— The problem —
Work through the data line by line, gathering every line that has the word "this".

— Dataset extract —
— begin —
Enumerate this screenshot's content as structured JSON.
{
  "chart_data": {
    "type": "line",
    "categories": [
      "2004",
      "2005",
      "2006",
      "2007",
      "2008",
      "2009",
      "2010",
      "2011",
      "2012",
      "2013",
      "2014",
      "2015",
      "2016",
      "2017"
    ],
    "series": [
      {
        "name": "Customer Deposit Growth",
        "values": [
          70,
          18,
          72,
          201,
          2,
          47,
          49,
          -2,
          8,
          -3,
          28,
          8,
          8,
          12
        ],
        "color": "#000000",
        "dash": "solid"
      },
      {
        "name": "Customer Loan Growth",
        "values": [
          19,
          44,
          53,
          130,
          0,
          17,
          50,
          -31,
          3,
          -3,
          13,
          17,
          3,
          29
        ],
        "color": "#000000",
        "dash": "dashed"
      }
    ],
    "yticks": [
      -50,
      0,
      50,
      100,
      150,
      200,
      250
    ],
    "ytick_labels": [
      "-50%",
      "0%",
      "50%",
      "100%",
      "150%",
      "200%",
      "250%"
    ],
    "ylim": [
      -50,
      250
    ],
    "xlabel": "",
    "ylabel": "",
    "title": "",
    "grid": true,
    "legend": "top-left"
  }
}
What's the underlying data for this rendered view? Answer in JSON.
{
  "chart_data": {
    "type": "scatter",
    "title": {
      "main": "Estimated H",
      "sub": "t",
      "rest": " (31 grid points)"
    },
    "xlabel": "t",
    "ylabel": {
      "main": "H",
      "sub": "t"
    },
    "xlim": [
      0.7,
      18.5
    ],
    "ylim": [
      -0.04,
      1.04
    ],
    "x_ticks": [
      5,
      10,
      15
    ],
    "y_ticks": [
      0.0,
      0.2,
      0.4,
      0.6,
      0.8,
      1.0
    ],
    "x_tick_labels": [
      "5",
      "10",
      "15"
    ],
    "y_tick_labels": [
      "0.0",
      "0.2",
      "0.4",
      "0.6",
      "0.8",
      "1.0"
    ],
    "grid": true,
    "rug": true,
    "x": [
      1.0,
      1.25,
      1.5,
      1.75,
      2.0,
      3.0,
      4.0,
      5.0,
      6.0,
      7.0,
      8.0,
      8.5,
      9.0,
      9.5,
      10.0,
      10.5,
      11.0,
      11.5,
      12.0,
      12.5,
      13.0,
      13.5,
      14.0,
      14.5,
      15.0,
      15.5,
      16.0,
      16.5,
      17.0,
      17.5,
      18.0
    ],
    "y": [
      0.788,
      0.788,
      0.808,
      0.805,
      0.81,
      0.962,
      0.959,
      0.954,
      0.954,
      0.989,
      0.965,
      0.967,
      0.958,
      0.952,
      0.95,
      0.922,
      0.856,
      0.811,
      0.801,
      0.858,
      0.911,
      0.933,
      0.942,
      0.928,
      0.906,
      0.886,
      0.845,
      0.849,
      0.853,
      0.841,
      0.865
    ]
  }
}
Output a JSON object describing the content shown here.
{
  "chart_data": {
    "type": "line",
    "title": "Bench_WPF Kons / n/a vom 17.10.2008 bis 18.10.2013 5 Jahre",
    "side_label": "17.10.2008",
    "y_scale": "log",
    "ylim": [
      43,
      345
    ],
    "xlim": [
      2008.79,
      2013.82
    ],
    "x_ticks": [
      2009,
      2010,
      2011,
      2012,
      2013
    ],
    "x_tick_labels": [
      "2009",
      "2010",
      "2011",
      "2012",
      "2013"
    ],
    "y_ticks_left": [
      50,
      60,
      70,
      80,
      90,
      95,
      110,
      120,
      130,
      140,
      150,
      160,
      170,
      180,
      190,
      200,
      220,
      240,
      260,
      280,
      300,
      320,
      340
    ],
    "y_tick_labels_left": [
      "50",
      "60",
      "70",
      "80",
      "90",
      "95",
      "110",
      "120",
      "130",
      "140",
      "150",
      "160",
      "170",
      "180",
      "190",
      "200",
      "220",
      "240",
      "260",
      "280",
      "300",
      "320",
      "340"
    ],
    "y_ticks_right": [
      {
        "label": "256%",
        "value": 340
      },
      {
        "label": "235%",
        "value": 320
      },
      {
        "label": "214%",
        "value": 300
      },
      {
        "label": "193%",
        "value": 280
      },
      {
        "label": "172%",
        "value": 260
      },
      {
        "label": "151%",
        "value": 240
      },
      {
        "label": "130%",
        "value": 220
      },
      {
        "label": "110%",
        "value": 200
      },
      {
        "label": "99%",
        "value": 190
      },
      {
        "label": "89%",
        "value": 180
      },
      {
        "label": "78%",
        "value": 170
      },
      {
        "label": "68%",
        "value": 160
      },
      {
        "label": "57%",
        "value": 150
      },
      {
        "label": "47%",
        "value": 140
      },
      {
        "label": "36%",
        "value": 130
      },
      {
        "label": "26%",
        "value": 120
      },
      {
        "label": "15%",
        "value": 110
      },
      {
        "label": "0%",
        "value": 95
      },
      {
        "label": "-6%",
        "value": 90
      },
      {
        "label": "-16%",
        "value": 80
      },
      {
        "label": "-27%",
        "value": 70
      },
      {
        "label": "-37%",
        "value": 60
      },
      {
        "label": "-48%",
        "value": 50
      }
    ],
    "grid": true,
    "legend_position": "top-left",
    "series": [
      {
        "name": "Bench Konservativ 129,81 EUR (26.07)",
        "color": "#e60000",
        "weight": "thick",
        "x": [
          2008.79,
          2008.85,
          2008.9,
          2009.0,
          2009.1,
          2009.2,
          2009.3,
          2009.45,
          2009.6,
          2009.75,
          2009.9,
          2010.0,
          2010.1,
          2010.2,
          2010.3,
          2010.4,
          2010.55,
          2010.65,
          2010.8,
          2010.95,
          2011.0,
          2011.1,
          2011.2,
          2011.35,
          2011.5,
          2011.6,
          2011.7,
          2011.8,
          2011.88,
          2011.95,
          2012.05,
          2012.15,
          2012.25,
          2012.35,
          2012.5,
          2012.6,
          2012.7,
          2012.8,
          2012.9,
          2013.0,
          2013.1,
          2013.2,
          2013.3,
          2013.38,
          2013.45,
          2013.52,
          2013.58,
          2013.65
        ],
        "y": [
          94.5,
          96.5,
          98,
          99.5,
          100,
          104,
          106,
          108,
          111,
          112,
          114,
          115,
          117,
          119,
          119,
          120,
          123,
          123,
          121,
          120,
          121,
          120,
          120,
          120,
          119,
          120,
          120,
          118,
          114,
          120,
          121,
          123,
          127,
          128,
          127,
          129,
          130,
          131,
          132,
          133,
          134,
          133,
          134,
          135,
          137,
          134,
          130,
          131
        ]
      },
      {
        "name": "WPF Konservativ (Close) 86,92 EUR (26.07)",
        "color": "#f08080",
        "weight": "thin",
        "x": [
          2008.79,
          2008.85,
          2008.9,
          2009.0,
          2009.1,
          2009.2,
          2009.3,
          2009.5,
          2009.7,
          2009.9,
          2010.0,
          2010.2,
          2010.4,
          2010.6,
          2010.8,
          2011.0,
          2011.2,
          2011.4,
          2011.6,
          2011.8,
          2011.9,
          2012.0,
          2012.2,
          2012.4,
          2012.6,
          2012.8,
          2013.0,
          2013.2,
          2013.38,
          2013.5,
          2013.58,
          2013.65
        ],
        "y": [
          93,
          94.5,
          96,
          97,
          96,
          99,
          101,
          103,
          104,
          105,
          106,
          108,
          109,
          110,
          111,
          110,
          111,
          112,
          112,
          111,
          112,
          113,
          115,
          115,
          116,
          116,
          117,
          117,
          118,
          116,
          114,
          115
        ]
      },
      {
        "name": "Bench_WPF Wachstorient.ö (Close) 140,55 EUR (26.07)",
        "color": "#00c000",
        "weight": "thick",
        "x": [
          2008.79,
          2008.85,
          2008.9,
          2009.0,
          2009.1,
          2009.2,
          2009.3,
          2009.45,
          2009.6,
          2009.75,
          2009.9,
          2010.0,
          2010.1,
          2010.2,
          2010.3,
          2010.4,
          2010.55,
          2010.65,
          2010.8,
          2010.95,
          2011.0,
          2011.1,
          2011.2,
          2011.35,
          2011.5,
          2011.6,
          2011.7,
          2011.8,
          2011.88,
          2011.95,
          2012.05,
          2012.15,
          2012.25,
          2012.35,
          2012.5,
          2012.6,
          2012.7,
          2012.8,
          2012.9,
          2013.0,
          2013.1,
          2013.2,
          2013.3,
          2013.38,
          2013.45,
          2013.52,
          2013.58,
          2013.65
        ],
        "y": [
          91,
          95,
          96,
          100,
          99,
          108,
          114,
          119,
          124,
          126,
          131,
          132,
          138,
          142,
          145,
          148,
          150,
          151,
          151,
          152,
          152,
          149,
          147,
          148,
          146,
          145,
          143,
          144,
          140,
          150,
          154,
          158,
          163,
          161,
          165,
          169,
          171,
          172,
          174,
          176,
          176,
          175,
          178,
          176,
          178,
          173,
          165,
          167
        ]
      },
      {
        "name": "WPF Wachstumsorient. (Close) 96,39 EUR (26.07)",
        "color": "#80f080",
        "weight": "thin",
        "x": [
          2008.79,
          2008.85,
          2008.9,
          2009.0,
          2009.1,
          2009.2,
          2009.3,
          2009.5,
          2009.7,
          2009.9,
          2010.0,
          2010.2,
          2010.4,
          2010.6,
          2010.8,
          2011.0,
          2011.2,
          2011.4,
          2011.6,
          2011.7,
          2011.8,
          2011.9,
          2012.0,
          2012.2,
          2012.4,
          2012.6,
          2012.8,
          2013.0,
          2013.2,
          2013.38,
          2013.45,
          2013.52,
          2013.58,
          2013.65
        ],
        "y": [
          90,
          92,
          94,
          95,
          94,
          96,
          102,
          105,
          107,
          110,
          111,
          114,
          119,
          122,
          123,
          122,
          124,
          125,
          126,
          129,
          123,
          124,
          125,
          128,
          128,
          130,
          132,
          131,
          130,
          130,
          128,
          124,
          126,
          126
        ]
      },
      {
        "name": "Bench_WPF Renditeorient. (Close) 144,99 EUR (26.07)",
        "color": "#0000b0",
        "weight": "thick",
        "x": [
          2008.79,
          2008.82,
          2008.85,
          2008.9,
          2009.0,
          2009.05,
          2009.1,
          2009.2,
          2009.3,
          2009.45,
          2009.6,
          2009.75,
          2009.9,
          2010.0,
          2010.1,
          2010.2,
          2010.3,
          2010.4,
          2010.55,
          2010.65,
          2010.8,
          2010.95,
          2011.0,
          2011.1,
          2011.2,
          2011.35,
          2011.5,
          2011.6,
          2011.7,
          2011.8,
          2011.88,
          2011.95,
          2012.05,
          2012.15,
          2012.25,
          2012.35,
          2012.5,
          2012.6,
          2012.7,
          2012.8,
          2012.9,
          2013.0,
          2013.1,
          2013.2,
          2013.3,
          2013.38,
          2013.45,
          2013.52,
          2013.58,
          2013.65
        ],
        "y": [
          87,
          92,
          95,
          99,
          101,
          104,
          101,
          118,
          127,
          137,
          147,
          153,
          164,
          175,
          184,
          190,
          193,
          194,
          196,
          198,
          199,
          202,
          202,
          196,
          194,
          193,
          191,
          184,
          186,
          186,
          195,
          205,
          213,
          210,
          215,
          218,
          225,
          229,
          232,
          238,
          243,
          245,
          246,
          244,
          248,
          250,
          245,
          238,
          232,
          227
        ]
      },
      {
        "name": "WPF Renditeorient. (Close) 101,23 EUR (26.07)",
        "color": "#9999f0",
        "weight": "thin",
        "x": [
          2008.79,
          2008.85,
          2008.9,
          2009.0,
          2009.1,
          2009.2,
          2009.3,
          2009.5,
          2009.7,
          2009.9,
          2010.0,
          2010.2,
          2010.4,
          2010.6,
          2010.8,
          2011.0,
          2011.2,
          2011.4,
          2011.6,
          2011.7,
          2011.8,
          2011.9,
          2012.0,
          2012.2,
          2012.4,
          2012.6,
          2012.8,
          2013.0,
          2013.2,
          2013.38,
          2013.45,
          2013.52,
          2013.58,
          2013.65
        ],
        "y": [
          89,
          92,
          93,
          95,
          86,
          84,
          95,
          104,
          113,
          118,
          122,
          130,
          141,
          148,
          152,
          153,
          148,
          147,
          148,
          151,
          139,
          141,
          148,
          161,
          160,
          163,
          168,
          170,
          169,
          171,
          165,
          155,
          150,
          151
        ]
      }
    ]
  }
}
— end —
— Task answer —
Enumerate this screenshot's content as structured JSON.
What's the underlying data for this rendered view? Answer in JSON.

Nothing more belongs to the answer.